Task objective ▸
Edit the items starting at the line that contains "y-tick-label: 10 [50,49,72,71]" and ending at the line that contains "x-tick-label: 2006 [830,928,873,950]", swapping "legend-label" for "series-label" and keeping everything else the same.
-*-*-
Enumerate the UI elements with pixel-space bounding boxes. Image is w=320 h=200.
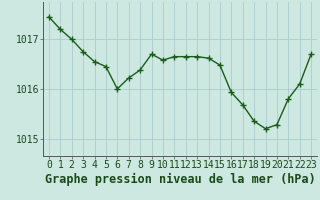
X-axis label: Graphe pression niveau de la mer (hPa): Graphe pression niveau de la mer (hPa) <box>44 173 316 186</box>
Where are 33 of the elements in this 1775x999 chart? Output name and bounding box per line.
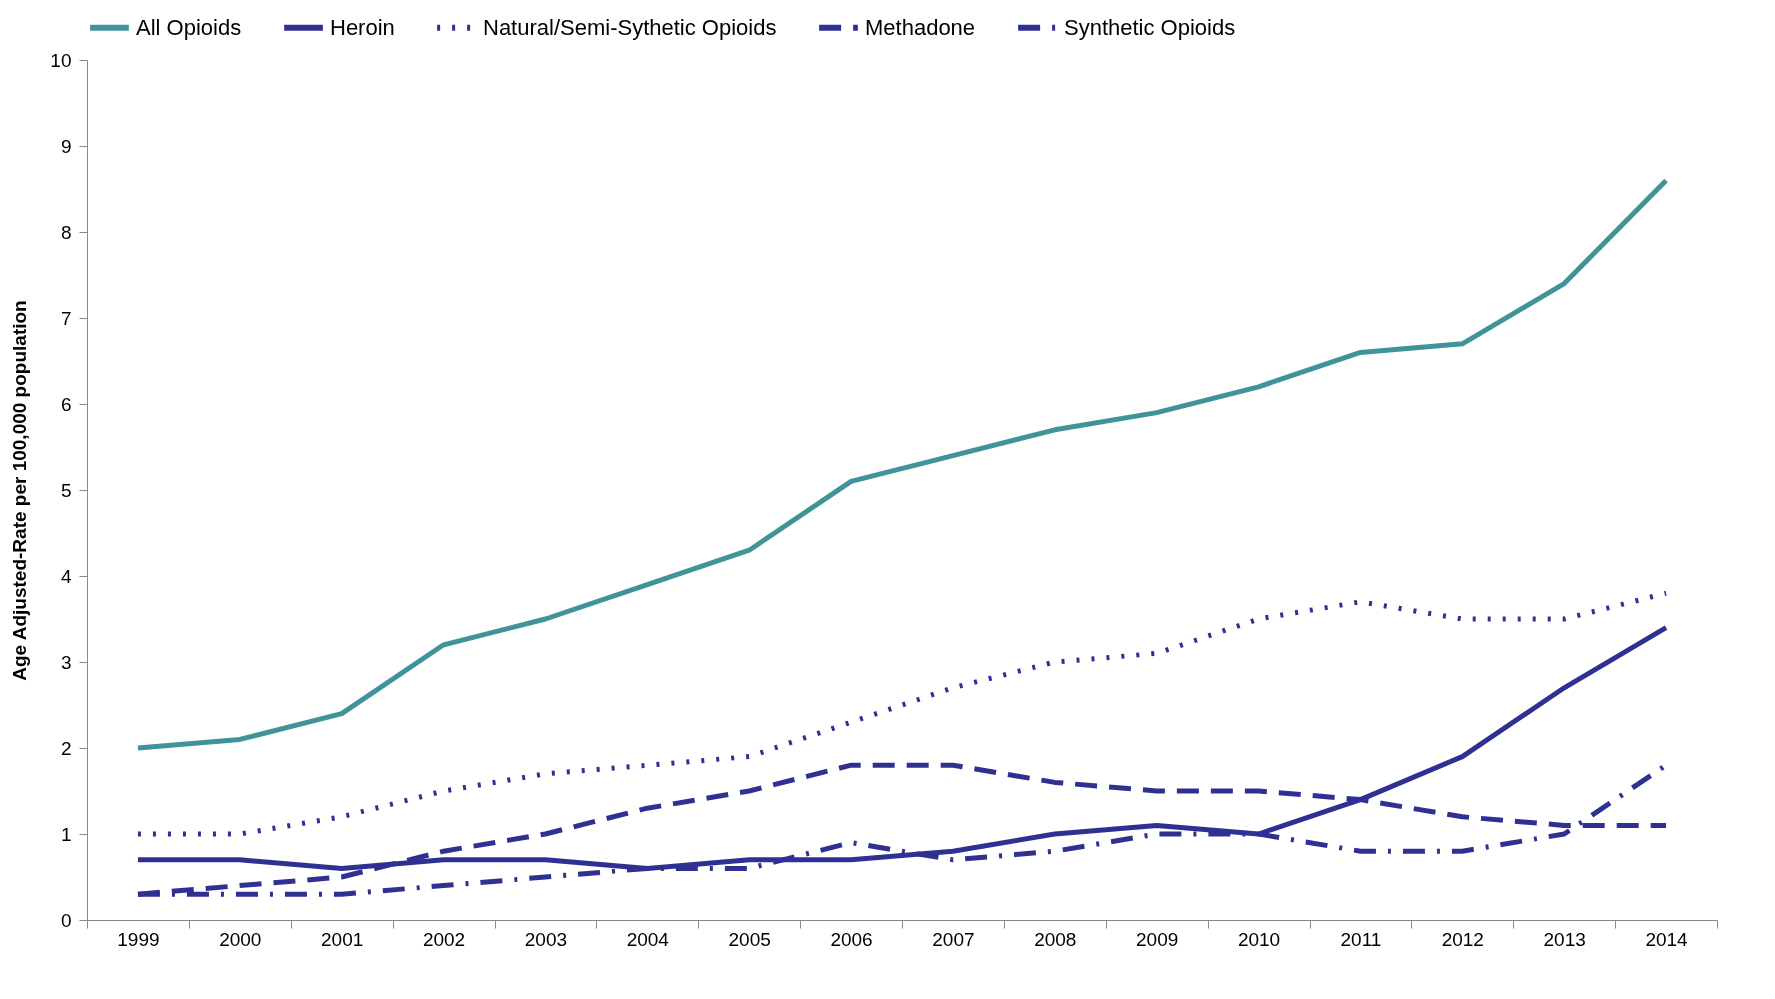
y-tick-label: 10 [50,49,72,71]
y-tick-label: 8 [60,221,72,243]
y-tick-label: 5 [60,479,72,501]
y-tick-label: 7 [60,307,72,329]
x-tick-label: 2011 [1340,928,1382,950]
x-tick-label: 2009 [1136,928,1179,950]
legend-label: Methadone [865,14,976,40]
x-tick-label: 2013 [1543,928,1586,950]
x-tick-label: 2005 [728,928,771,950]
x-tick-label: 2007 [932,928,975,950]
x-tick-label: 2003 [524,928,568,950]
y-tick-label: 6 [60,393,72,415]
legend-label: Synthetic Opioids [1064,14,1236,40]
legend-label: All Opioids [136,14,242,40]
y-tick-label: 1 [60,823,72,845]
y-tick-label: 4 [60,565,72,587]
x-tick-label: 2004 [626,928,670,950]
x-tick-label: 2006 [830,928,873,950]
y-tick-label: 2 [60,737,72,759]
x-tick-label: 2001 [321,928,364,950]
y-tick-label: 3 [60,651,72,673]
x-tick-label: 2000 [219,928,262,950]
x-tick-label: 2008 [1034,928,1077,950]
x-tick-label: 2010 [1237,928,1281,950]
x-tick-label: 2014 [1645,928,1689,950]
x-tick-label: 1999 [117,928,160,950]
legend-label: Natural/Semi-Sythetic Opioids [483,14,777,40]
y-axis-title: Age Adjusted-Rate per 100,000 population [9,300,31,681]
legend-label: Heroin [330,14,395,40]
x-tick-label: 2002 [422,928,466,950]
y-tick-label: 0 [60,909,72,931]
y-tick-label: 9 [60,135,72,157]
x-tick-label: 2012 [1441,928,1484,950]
-*-*-
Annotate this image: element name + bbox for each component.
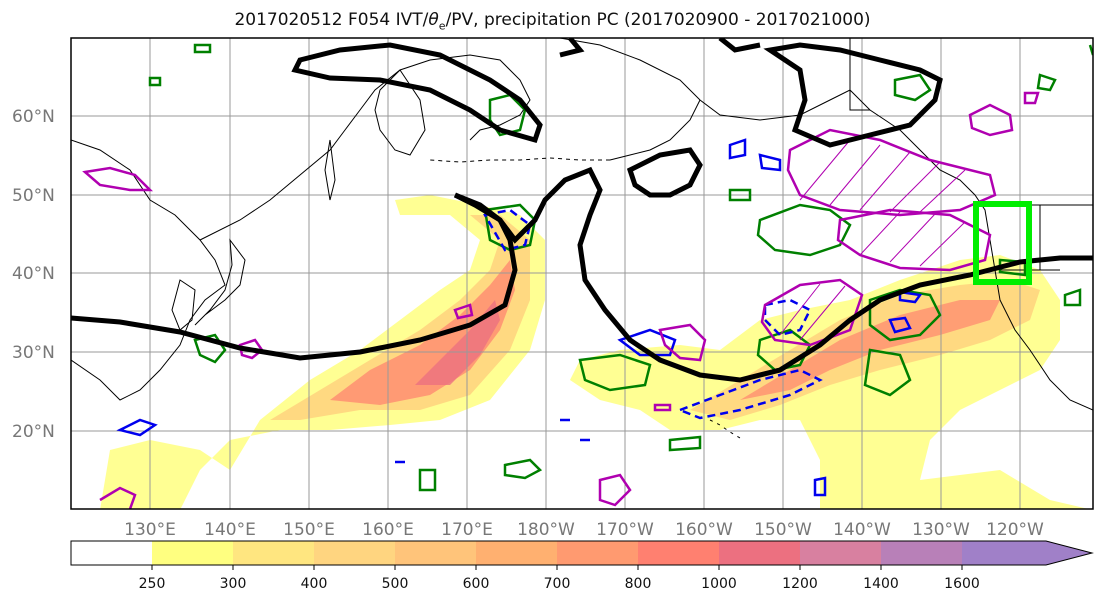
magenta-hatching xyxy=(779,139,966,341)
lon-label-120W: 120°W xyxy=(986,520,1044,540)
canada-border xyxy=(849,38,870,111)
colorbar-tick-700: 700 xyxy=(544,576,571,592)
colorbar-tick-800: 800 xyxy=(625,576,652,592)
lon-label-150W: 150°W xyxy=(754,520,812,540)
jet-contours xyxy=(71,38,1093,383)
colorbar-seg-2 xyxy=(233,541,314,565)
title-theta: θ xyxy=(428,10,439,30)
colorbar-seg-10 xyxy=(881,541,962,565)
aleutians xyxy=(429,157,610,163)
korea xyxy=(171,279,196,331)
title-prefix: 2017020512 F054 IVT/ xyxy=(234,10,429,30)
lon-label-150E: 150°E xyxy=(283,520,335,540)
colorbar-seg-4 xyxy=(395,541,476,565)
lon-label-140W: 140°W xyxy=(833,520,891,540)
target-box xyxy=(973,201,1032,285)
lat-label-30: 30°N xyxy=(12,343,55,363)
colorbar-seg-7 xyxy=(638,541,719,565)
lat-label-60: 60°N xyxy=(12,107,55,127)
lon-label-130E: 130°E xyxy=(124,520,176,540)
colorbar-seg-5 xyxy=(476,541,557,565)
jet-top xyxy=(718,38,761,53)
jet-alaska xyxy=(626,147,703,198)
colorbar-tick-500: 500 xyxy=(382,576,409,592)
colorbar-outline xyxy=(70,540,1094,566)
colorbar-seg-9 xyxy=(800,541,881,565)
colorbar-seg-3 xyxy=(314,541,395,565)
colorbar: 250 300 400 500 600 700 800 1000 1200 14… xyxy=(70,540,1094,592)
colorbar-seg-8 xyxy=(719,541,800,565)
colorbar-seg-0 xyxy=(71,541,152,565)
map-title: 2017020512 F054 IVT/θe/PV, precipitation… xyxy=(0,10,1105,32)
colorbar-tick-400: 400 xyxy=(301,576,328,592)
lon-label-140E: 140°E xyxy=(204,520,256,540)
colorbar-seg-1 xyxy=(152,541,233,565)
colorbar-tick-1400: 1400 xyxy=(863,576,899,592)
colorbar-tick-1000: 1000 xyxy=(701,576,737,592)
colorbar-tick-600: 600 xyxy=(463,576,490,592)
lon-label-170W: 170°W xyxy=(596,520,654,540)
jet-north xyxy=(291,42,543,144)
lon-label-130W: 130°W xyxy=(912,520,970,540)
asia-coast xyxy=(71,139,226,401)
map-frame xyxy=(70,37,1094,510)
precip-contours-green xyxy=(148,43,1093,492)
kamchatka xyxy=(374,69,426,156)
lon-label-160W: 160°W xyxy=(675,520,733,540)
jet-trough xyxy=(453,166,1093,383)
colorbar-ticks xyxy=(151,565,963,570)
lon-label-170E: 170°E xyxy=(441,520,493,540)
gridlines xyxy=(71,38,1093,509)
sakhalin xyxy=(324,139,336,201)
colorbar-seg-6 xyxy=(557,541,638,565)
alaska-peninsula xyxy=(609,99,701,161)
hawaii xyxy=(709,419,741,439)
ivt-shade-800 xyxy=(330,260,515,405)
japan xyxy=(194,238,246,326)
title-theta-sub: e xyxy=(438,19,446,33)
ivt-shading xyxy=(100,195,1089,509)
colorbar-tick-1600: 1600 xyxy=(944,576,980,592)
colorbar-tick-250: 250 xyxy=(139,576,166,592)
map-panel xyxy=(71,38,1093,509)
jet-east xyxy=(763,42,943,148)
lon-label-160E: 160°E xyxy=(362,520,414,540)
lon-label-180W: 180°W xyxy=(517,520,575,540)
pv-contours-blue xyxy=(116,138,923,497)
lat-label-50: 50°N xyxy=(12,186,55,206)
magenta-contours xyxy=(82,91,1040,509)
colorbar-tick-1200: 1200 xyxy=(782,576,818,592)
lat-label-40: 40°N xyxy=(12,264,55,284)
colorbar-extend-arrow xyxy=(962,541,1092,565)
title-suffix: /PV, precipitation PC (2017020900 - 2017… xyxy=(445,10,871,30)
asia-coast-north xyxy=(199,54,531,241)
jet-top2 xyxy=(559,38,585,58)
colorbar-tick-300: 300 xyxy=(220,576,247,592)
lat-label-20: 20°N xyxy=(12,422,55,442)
-*-*-
Solution for this exercise ▸
y-tick-label: 10 [50,49,72,71]
y-tick-label: 8 [60,221,72,243]
y-tick-label: 5 [60,479,72,501]
y-tick-label: 7 [60,307,72,329]
x-tick-label: 2011 [1340,928,1382,950]
x-tick-label: 2009 [1136,928,1179,950]
series-label: Methadone [865,14,976,40]
x-tick-label: 2013 [1543,928,1586,950]
x-tick-label: 2005 [728,928,771,950]
x-tick-label: 2007 [932,928,975,950]
x-tick-label: 2003 [524,928,568,950]
y-tick-label: 6 [60,393,72,415]
series-label: Synthetic Opioids [1064,14,1236,40]
series-label: All Opioids [136,14,242,40]
y-tick-label: 1 [60,823,72,845]
y-tick-label: 4 [60,565,72,587]
x-tick-label: 2004 [626,928,670,950]
x-tick-label: 2006 [830,928,873,950]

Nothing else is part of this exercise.